(Dataset excerpts)
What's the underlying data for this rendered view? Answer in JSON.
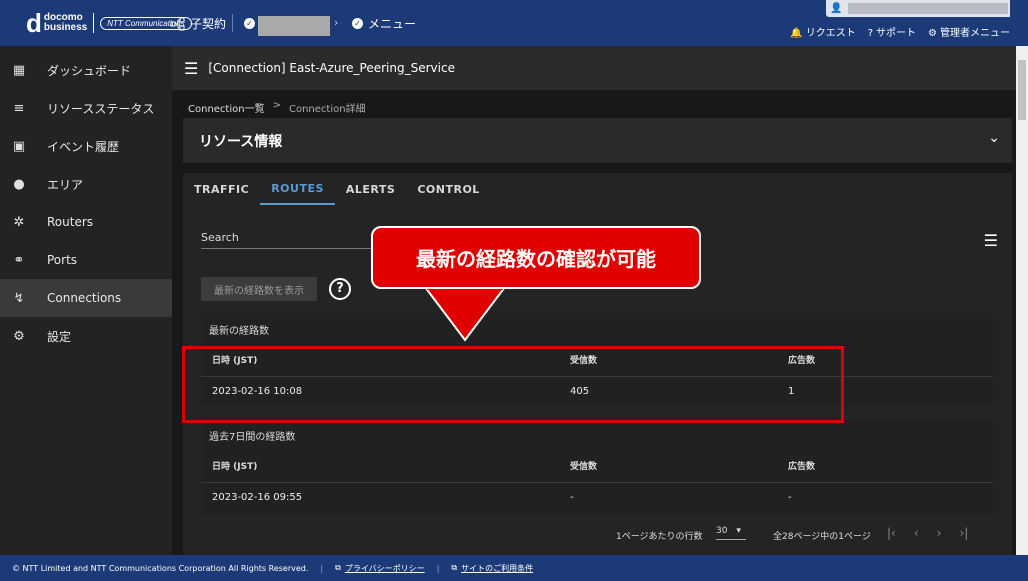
{
  "header": {
    "logo_docomo": "docomo",
    "logo_business": "business",
    "logo_ntt": "NTT Communications",
    "contract_label": "子契約",
    "menu_label": "メニュー",
    "links": [
      "リクエスト",
      "サポート",
      "管理者メニュー"
    ]
  },
  "sidebar": {
    "items": [
      {
        "label": "ダッシュボード",
        "icon": "grid-icon"
      },
      {
        "label": "リソースステータス",
        "icon": "status-icon"
      },
      {
        "label": "イベント履歴",
        "icon": "calendar-icon"
      },
      {
        "label": "エリア",
        "icon": "globe-icon"
      },
      {
        "label": "Routers",
        "icon": "router-icon"
      },
      {
        "label": "Ports",
        "icon": "port-icon"
      },
      {
        "label": "Connections",
        "icon": "connection-icon"
      },
      {
        "label": "設定",
        "icon": "gear-icon"
      }
    ]
  },
  "main": {
    "title": "[Connection] East-Azure_Peering_Service",
    "breadcrumb": [
      "Connection一覧",
      ">",
      "Connection詳細"
    ],
    "card_title": "リソース情報",
    "tabs": [
      "TRAFFIC",
      "ROUTES",
      "ALERTS",
      "CONTROL"
    ],
    "search_label": "Search",
    "show_latest_button": "最新の経路数を表示",
    "help_symbol": "?",
    "latest": {
      "label": "最新の経路数",
      "columns": [
        "日時 (JST)",
        "受信数",
        "広告数"
      ],
      "row": [
        "2023-02-16 10:08",
        "405",
        "1"
      ]
    },
    "past": {
      "label": "過去7日間の経路数",
      "columns": [
        "日時 (JST)",
        "受信数",
        "広告数"
      ],
      "row": [
        "2023-02-16 09:55",
        "-",
        "-"
      ]
    },
    "pager": {
      "rows_per_page_label": "1ページあたりの行数",
      "rows_per_page_value": "30",
      "page_info": "全28ページ中の1ページ"
    }
  },
  "annotation": {
    "callout_text": "最新の経路数の確認が可能",
    "accent": "#e00000"
  },
  "footer": {
    "copyright": "© NTT Limited and NTT Communications Corporation All Rights Reserved.",
    "privacy": "プライバシーポリシー",
    "terms": "サイトのご利用条件"
  }
}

The problem: Using the listing above, show every line that includes the string "icon".

Solution to this exercise:
        "icon": "grid-icon"
        "icon": "status-icon"
        "icon": "calendar-icon"
        "icon": "globe-icon"
        "icon": "router-icon"
        "icon": "port-icon"
        "icon": "connection-icon"
        "icon": "gear-icon"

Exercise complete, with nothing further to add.